Your task is to copy the listing exactly. Drop any pictures from the copy.

DATA IN THIS EXERCISE:
+===+

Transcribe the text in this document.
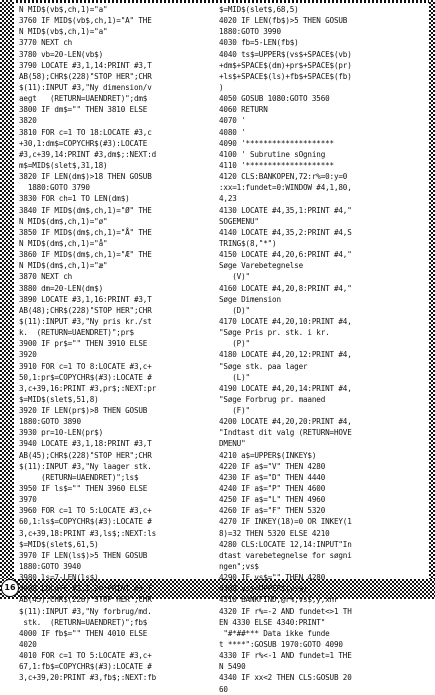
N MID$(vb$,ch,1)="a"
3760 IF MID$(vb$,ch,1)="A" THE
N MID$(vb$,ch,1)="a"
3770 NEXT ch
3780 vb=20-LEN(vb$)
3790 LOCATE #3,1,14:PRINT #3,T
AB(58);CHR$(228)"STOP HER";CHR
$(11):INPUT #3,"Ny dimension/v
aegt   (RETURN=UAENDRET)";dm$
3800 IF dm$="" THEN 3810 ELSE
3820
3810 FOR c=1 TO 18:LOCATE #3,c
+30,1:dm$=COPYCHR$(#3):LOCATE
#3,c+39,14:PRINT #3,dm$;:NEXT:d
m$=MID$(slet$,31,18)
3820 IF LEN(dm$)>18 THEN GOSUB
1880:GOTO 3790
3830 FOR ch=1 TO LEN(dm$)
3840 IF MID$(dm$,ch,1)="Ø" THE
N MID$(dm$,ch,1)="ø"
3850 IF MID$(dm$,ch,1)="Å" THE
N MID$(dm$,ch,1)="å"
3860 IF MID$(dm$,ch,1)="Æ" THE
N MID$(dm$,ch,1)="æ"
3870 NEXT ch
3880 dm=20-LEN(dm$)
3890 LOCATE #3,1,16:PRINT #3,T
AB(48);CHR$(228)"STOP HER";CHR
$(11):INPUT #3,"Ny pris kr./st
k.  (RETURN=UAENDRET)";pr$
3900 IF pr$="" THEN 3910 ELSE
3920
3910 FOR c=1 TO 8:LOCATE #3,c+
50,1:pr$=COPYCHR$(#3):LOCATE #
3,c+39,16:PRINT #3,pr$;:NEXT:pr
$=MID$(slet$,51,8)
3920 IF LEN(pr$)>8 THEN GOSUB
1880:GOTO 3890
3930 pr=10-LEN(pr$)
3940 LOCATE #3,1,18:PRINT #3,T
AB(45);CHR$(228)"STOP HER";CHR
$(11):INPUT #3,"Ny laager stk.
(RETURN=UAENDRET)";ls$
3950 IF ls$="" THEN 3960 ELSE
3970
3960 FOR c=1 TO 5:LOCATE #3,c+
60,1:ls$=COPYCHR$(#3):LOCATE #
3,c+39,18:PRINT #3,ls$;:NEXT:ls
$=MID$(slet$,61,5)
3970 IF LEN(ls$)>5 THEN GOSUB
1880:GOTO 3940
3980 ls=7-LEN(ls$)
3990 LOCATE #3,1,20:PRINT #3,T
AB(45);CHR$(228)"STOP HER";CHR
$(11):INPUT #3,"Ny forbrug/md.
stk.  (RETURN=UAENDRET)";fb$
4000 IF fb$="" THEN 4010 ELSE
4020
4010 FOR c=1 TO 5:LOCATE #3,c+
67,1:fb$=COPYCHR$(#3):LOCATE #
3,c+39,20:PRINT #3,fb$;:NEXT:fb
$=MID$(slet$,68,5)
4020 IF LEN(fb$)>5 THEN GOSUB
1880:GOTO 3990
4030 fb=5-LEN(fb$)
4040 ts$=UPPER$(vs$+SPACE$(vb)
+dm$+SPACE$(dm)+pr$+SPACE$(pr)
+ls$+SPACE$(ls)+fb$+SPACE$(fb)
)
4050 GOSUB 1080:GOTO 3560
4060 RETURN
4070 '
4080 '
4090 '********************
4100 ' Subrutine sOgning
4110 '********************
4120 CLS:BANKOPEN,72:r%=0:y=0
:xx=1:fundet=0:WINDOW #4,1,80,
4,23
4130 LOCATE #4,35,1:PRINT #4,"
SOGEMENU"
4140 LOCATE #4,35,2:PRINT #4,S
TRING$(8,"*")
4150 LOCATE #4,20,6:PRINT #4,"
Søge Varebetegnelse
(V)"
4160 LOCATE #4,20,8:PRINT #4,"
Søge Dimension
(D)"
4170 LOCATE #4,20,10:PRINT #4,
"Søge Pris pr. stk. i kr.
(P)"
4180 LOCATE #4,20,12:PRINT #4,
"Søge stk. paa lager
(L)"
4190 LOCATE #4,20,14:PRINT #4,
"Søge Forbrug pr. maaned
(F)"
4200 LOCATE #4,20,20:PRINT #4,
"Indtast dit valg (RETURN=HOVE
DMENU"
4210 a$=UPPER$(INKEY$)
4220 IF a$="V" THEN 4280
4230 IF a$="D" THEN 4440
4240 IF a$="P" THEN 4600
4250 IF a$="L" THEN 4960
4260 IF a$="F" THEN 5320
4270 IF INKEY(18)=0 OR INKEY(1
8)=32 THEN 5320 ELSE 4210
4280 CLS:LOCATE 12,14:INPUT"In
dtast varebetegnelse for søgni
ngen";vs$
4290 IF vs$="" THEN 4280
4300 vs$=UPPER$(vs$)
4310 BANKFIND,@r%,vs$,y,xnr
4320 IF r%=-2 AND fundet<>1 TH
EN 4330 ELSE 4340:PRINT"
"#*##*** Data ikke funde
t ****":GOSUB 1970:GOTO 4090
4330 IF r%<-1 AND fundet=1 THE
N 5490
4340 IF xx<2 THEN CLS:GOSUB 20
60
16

+===+

COMPLETE ANSWER:
Transcribe the text in this document.
N MID$(vb$,ch,1)="a"
3760 IF MID$(vb$,ch,1)="A" THE
N MID$(vb$,ch,1)="a"
3770 NEXT ch
3780 vb=20-LEN(vb$)
3790 LOCATE #3,1,14:PRINT #3,T
AB(58);CHR$(228)"STOP HER";CHR
$(11):INPUT #3,"Ny dimension/v
aegt   (RETURN=UAENDRET)";dm$
3800 IF dm$="" THEN 3810 ELSE
3820
3810 FOR c=1 TO 18:LOCATE #3,c
+30,1:dm$=COPYCHR$(#3):LOCATE
#3,c+39,14:PRINT #3,dm$;:NEXT:d
m$=MID$(slet$,31,18)
3820 IF LEN(dm$)>18 THEN GOSUB
1880:GOTO 3790
3830 FOR ch=1 TO LEN(dm$)
3840 IF MID$(dm$,ch,1)="Ø" THE
N MID$(dm$,ch,1)="ø"
3850 IF MID$(dm$,ch,1)="Å" THE
N MID$(dm$,ch,1)="å"
3860 IF MID$(dm$,ch,1)="Æ" THE
N MID$(dm$,ch,1)="æ"
3870 NEXT ch
3880 dm=20-LEN(dm$)
3890 LOCATE #3,1,16:PRINT #3,T
AB(48);CHR$(228)"STOP HER";CHR
$(11):INPUT #3,"Ny pris kr./st
k.  (RETURN=UAENDRET)";pr$
3900 IF pr$="" THEN 3910 ELSE
3920
3910 FOR c=1 TO 8:LOCATE #3,c+
50,1:pr$=COPYCHR$(#3):LOCATE #
3,c+39,16:PRINT #3,pr$;:NEXT:pr
$=MID$(slet$,51,8)
3920 IF LEN(pr$)>8 THEN GOSUB
1880:GOTO 3890
3930 pr=10-LEN(pr$)
3940 LOCATE #3,1,18:PRINT #3,T
AB(45);CHR$(228)"STOP HER";CHR
$(11):INPUT #3,"Ny laager stk.
(RETURN=UAENDRET)";ls$
3950 IF ls$="" THEN 3960 ELSE
3970
3960 FOR c=1 TO 5:LOCATE #3,c+
60,1:ls$=COPYCHR$(#3):LOCATE #
3,c+39,18:PRINT #3,ls$;:NEXT:ls
$=MID$(slet$,61,5)
3970 IF LEN(ls$)>5 THEN GOSUB
1880:GOTO 3940
3980 ls=7-LEN(ls$)
3990 LOCATE #3,1,20:PRINT #3,T
AB(45);CHR$(228)"STOP HER";CHR
$(11):INPUT #3,"Ny forbrug/md.
stk.  (RETURN=UAENDRET)";fb$
4000 IF fb$="" THEN 4010 ELSE
4020
4010 FOR c=1 TO 5:LOCATE #3,c+
67,1:fb$=COPYCHR$(#3):LOCATE #
3,c+39,20:PRINT #3,fb$;:NEXT:fb
$=MID$(slet$,68,5)
4020 IF LEN(fb$)>5 THEN GOSUB
1880:GOTO 3990
4030 fb=5-LEN(fb$)
4040 ts$=UPPER$(vs$+SPACE$(vb)
+dm$+SPACE$(dm)+pr$+SPACE$(pr)
+ls$+SPACE$(ls)+fb$+SPACE$(fb)
)
4050 GOSUB 1080:GOTO 3560
4060 RETURN
4070 '
4080 '
4090 '********************
4100 ' Subrutine sOgning
4110 '********************
4120 CLS:BANKOPEN,72:r%=0:y=0
:xx=1:fundet=0:WINDOW #4,1,80,
4,23
4130 LOCATE #4,35,1:PRINT #4,"
SOGEMENU"
4140 LOCATE #4,35,2:PRINT #4,S
TRING$(8,"*")
4150 LOCATE #4,20,6:PRINT #4,"
Søge Varebetegnelse
(V)"
4160 LOCATE #4,20,8:PRINT #4,"
Søge Dimension
(D)"
4170 LOCATE #4,20,10:PRINT #4,
"Søge Pris pr. stk. i kr.
(P)"
4180 LOCATE #4,20,12:PRINT #4,
"Søge stk. paa lager
(L)"
4190 LOCATE #4,20,14:PRINT #4,
"Søge Forbrug pr. maaned
(F)"
4200 LOCATE #4,20,20:PRINT #4,
"Indtast dit valg (RETURN=HOVE
DMENU"
4210 a$=UPPER$(INKEY$)
4220 IF a$="V" THEN 4280
4230 IF a$="D" THEN 4440
4240 IF a$="P" THEN 4600
4250 IF a$="L" THEN 4960
4260 IF a$="F" THEN 5320
4270 IF INKEY(18)=0 OR INKEY(1
8)=32 THEN 5320 ELSE 4210
4280 CLS:LOCATE 12,14:INPUT"In
dtast varebetegnelse for søgni
ngen";vs$
4290 IF vs$="" THEN 4280
4300 vs$=UPPER$(vs$)
4310 BANKFIND,@r%,vs$,y,xnr
4320 IF r%=-2 AND fundet<>1 TH
EN 4330 ELSE 4340:PRINT"
"#*##*** Data ikke funde
t ****":GOSUB 1970:GOTO 4090
4330 IF r%<-1 AND fundet=1 THE
N 5490
4340 IF xx<2 THEN CLS:GOSUB 20
60
16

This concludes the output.